Given problem:
Show every line below where "html" can be found.

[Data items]
───

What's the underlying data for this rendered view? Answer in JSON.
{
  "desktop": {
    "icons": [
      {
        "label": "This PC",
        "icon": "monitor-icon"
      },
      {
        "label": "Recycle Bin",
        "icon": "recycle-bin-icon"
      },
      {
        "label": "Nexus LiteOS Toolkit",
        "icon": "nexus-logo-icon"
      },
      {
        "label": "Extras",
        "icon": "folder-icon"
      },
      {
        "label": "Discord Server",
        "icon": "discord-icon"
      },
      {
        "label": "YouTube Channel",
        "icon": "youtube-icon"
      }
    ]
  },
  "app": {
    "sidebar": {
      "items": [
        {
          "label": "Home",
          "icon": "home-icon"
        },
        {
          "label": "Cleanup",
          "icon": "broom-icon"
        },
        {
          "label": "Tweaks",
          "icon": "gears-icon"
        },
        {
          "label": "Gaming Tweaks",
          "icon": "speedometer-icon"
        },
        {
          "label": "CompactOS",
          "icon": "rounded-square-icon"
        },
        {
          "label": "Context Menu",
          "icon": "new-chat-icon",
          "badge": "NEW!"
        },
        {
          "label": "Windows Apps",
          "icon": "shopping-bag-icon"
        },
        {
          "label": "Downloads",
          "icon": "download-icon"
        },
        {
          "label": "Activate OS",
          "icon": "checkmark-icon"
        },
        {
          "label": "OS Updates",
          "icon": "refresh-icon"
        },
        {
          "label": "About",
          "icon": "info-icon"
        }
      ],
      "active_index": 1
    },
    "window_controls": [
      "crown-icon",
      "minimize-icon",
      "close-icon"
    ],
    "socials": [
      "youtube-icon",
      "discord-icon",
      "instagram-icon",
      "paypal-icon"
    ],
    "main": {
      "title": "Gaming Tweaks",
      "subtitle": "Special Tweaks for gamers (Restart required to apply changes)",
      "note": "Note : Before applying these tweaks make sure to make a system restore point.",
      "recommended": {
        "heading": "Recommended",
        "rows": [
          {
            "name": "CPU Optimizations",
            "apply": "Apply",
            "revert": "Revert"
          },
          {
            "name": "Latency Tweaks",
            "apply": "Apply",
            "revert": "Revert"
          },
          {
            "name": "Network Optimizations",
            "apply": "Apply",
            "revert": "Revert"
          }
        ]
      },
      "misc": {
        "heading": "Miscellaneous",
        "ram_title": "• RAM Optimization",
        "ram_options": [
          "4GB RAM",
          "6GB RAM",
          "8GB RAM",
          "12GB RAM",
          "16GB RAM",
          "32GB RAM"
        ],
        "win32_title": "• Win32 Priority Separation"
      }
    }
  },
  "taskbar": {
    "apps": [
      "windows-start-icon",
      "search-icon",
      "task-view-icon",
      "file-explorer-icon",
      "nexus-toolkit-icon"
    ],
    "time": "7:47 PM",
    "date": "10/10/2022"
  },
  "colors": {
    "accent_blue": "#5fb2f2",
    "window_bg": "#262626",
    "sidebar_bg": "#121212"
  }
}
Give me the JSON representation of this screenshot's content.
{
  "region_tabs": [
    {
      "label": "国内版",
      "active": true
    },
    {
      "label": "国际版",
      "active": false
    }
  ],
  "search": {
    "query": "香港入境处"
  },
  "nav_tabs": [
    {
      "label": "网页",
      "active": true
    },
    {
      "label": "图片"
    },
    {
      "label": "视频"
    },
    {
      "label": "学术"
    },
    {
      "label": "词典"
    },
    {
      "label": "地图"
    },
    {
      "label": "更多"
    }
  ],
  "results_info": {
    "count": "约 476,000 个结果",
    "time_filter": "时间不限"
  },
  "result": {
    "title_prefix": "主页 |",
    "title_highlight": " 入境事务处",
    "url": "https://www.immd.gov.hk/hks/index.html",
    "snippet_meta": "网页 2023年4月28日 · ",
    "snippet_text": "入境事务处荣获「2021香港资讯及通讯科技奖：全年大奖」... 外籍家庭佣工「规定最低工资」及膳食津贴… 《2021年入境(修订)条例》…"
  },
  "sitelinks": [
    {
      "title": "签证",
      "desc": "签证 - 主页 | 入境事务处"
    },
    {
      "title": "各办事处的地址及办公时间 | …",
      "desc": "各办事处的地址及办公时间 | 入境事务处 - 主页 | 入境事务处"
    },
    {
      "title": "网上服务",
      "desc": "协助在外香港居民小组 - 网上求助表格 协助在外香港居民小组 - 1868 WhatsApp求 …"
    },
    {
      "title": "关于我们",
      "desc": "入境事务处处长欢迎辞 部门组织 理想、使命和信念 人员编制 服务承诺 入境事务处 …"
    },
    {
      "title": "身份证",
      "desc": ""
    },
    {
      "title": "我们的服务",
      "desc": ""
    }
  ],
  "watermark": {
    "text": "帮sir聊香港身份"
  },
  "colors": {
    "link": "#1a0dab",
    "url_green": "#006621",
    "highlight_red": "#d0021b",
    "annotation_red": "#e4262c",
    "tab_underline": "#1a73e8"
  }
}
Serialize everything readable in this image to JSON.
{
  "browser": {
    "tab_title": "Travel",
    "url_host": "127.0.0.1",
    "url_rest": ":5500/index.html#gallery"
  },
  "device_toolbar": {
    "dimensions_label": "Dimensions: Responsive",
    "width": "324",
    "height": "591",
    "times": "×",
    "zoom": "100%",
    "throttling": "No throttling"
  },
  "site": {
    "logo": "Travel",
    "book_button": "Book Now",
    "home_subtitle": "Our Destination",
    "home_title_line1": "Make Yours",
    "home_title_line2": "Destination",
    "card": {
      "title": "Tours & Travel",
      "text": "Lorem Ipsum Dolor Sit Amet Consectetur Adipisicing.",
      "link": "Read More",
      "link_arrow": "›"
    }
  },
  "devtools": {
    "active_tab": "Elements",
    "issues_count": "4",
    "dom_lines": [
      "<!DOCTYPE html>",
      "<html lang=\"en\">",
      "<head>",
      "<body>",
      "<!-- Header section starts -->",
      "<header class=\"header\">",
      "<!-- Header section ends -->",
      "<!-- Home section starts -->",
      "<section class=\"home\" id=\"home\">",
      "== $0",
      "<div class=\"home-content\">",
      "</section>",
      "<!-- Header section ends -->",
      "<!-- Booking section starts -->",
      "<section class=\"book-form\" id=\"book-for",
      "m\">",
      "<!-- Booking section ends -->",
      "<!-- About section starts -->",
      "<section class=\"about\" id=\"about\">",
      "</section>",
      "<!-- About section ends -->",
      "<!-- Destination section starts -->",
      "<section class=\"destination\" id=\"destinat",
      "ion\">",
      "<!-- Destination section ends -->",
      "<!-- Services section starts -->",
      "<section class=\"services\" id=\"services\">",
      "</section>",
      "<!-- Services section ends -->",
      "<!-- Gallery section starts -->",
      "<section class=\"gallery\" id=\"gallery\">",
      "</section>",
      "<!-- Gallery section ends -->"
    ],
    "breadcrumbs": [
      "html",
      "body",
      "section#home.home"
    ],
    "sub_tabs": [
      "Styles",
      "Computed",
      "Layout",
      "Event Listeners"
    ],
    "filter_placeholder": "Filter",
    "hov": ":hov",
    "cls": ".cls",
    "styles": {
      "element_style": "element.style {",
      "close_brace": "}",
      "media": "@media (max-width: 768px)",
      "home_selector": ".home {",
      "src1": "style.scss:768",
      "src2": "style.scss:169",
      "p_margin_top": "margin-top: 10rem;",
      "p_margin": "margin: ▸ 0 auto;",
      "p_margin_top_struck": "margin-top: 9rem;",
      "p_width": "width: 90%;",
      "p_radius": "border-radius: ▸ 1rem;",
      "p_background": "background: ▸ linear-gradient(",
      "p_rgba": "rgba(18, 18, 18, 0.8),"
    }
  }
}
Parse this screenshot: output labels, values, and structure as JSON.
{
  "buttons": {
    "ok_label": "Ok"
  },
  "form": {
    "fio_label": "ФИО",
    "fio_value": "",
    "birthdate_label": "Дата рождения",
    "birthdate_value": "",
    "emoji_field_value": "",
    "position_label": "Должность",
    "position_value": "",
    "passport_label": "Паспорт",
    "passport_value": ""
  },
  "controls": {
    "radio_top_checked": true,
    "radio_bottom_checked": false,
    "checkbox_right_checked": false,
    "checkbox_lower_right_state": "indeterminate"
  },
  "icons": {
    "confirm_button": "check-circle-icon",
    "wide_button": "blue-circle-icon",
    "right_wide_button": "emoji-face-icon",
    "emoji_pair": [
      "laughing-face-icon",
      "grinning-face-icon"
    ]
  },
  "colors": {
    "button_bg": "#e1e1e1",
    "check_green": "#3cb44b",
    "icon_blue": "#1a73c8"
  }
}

───

Output of the task:
    "url": "https://www.immd.gov.hk/hks/index.html",
    "url_rest": ":5500/index.html#gallery"
      "<!DOCTYPE html>",
      "<html lang=\"en\">",
      "html",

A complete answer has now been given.